- [The exercise]: State the number of lines below in which the word "JSON" appears. Nothing else belongs in the answer.

[A run of records]

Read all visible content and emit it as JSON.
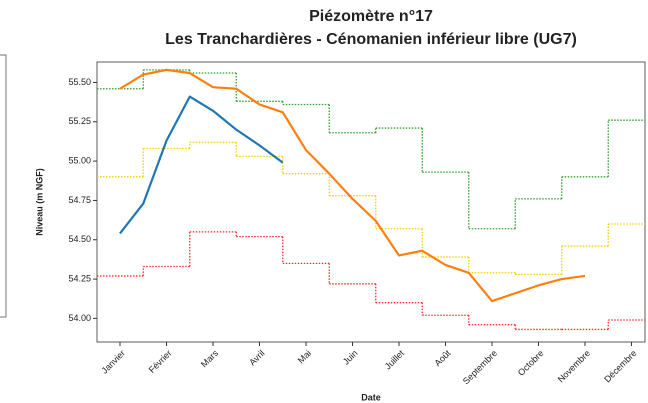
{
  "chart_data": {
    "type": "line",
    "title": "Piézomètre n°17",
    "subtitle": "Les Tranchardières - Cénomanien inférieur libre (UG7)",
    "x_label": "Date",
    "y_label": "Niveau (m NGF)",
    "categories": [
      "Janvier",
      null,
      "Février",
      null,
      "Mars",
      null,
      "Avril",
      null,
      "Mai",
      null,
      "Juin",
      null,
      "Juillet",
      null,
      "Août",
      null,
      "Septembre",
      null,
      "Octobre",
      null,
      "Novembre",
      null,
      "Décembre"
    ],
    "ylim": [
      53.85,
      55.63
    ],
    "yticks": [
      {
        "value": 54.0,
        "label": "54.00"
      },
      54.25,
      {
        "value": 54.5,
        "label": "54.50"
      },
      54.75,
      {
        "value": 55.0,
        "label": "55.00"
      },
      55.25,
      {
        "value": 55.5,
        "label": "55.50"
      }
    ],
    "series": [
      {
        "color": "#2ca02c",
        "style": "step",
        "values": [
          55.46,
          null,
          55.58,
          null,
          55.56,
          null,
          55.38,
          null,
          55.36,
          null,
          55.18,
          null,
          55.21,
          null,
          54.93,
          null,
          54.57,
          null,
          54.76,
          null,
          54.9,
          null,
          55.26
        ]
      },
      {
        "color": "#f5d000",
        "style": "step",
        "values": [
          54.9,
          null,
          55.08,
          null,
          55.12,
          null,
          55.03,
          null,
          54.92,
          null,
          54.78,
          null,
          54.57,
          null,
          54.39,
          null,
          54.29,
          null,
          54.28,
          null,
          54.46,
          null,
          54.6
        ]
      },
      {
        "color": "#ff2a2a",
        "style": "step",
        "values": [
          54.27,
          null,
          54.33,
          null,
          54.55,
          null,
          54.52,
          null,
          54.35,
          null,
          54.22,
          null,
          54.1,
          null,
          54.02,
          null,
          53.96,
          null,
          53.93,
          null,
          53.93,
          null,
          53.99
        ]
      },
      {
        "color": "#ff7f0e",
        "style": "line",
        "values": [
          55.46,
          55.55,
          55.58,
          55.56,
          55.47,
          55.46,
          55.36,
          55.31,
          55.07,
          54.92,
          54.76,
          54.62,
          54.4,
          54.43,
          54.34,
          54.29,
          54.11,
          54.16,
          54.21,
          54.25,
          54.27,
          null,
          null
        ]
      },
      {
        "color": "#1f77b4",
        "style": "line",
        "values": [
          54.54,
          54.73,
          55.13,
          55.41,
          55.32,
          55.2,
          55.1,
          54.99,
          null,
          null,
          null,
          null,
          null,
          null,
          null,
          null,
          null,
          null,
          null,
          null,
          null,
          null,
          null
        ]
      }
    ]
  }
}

...

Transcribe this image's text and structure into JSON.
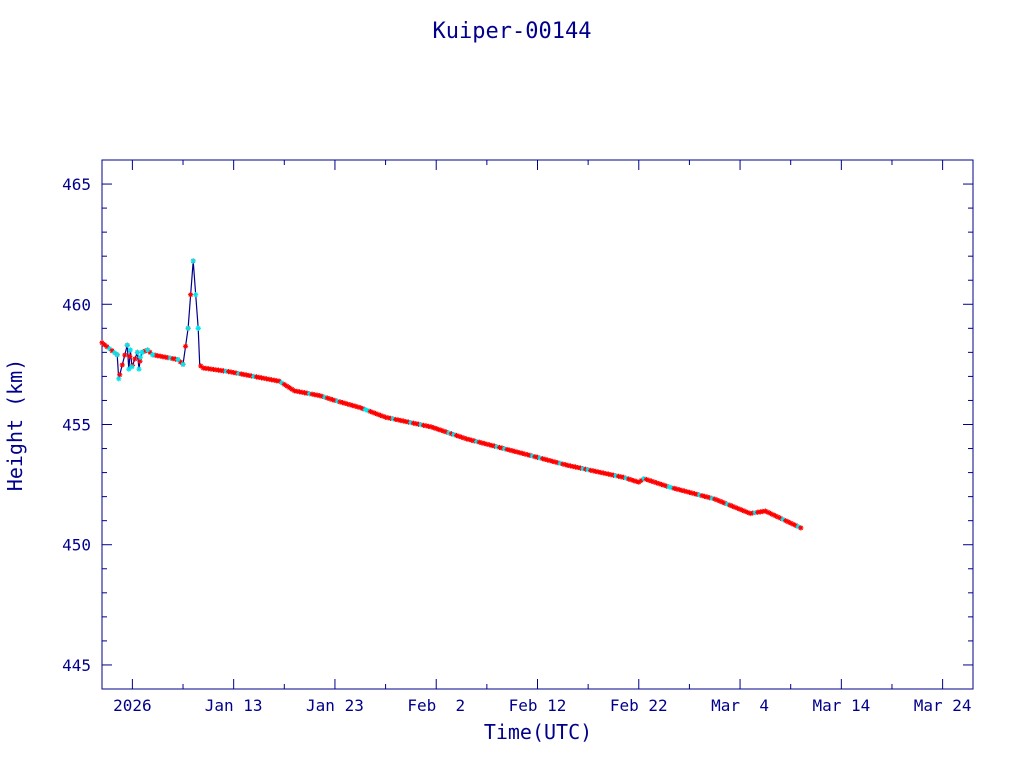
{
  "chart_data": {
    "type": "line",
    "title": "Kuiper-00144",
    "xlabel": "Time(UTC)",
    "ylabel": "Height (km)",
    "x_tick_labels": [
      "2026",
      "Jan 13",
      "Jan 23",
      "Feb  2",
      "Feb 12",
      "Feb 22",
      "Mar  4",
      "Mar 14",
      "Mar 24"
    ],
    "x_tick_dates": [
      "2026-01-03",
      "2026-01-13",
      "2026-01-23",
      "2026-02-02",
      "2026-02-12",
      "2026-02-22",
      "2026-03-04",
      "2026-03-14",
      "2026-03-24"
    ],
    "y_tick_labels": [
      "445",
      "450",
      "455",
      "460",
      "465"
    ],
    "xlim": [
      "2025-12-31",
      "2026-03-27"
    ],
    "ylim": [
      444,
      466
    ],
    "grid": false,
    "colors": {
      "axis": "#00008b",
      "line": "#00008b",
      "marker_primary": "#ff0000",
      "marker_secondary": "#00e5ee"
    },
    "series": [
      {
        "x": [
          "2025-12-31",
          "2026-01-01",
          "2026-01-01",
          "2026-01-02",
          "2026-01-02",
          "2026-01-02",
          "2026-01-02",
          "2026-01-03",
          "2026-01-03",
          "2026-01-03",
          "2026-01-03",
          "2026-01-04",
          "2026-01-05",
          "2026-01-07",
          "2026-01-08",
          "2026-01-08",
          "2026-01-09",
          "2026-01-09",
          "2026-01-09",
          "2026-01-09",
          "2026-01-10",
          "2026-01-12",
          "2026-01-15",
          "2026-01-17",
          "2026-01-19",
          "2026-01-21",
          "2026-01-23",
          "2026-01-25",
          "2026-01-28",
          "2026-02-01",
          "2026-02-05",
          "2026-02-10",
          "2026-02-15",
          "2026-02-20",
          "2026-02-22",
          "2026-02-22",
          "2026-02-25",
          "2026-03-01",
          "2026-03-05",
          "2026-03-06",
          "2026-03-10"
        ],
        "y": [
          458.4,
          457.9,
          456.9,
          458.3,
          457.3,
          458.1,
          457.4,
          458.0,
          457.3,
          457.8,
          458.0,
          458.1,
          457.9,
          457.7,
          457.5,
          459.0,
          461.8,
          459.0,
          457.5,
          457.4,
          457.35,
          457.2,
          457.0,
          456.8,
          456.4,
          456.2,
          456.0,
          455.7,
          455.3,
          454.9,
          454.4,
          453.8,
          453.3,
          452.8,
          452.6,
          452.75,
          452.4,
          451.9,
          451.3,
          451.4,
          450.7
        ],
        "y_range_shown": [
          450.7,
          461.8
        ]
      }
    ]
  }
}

--

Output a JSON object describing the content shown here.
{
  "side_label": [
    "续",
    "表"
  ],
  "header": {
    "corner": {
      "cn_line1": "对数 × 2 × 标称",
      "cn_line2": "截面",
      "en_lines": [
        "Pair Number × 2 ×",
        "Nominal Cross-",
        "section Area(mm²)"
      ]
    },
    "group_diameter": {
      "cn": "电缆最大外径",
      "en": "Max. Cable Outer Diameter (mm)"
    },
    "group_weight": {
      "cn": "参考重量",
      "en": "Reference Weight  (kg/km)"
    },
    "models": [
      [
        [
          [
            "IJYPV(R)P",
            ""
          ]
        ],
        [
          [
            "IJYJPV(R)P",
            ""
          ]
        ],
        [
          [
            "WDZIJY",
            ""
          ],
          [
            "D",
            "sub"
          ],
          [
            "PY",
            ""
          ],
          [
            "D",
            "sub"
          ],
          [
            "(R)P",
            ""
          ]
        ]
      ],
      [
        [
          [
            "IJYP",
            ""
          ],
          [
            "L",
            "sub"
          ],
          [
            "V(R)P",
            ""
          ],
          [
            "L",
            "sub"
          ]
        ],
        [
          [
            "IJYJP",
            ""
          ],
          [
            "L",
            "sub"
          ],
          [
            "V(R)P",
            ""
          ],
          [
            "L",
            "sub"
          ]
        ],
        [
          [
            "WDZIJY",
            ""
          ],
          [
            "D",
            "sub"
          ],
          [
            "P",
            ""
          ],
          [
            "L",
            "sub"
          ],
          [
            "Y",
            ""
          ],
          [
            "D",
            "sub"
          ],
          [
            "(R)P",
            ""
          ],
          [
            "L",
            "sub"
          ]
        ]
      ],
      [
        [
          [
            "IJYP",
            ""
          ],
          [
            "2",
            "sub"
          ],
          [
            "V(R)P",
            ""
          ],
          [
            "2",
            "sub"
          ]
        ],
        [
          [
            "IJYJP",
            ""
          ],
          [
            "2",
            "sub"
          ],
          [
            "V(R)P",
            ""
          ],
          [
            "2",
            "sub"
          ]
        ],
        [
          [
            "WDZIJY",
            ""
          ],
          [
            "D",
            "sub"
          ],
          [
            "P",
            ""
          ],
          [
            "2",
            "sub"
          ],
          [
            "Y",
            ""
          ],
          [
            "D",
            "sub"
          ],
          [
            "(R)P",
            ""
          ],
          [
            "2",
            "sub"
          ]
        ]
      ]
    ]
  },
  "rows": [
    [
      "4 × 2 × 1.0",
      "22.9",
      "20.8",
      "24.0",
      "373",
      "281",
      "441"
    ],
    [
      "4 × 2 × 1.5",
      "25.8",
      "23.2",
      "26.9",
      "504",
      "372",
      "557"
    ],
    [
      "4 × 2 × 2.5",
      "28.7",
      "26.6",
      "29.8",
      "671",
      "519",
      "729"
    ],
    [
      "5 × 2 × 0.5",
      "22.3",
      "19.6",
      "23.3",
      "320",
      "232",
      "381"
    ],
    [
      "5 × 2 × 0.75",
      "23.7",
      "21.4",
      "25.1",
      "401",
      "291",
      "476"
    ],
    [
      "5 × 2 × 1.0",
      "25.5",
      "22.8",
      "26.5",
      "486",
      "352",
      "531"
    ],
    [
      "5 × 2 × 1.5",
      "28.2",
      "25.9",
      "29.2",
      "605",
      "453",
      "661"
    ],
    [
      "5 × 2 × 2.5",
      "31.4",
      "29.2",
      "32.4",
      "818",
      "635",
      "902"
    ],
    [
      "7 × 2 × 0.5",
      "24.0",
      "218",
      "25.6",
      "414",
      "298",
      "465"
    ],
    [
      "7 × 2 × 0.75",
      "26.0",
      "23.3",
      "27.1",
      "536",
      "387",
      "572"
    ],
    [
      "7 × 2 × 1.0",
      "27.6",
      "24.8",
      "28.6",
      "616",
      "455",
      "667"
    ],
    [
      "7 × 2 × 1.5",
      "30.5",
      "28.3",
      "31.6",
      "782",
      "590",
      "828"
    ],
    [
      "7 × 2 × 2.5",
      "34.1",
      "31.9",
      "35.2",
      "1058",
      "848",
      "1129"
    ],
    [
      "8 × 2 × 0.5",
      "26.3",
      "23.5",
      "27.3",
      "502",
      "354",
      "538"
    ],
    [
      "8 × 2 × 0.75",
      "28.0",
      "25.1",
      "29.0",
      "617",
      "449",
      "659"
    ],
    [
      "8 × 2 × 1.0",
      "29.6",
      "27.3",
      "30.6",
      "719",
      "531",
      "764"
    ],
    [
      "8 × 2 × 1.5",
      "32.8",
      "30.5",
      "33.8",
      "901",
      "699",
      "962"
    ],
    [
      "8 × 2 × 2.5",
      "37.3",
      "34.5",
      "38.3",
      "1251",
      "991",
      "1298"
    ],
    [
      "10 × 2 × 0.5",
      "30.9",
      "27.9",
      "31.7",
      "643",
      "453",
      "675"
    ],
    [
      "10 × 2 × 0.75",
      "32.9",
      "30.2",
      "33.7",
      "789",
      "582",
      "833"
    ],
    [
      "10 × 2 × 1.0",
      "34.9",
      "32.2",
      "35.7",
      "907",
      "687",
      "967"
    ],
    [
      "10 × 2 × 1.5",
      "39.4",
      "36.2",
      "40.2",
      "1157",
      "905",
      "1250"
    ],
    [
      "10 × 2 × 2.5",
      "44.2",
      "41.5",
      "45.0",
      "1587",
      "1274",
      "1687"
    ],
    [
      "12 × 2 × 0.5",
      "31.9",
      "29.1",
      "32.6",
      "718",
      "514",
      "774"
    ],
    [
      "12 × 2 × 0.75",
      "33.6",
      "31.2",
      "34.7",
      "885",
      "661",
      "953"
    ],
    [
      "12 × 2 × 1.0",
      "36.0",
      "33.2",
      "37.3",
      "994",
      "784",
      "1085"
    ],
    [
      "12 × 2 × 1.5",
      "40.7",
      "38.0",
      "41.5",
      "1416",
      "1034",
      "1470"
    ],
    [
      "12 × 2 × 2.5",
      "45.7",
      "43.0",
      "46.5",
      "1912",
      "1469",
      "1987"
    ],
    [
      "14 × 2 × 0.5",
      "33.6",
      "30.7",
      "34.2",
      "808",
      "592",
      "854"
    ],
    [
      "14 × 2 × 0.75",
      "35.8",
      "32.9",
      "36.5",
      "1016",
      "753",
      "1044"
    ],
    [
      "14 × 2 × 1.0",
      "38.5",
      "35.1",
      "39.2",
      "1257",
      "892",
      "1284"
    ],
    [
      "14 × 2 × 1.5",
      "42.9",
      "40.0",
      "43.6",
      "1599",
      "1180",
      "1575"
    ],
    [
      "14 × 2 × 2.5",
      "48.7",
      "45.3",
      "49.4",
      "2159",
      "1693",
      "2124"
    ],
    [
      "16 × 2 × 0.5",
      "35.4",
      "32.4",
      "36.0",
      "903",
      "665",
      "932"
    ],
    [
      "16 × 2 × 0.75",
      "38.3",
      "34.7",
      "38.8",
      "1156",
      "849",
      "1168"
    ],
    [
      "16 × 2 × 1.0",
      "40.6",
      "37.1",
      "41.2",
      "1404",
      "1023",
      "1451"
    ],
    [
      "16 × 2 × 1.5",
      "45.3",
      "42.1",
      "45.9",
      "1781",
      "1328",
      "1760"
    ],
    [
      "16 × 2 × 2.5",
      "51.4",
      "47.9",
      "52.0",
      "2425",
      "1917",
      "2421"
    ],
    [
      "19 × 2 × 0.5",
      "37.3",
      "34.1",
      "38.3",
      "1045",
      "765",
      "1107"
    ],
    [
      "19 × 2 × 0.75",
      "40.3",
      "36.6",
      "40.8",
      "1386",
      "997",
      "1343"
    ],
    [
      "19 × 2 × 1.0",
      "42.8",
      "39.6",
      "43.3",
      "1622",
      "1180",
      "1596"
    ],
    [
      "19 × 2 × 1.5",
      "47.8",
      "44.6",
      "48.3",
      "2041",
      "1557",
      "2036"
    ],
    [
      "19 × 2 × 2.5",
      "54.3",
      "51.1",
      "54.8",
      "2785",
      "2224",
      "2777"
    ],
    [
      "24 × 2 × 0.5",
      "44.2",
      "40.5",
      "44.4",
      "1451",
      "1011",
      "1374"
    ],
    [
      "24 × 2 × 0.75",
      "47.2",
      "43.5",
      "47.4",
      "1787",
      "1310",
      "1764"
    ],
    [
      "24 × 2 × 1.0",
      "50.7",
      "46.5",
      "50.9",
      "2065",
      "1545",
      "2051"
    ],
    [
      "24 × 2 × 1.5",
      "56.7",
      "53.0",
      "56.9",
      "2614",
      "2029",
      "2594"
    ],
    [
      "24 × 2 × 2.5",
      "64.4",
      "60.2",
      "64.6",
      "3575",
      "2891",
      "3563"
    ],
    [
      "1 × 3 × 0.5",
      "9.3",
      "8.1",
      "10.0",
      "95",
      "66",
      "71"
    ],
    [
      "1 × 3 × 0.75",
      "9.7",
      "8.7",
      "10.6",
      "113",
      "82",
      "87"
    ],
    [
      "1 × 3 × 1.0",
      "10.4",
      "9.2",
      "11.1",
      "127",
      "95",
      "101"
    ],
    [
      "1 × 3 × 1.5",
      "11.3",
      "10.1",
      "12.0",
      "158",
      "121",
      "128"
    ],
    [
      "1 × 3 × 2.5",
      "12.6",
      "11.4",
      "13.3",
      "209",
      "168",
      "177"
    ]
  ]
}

- [Exercise output]: 3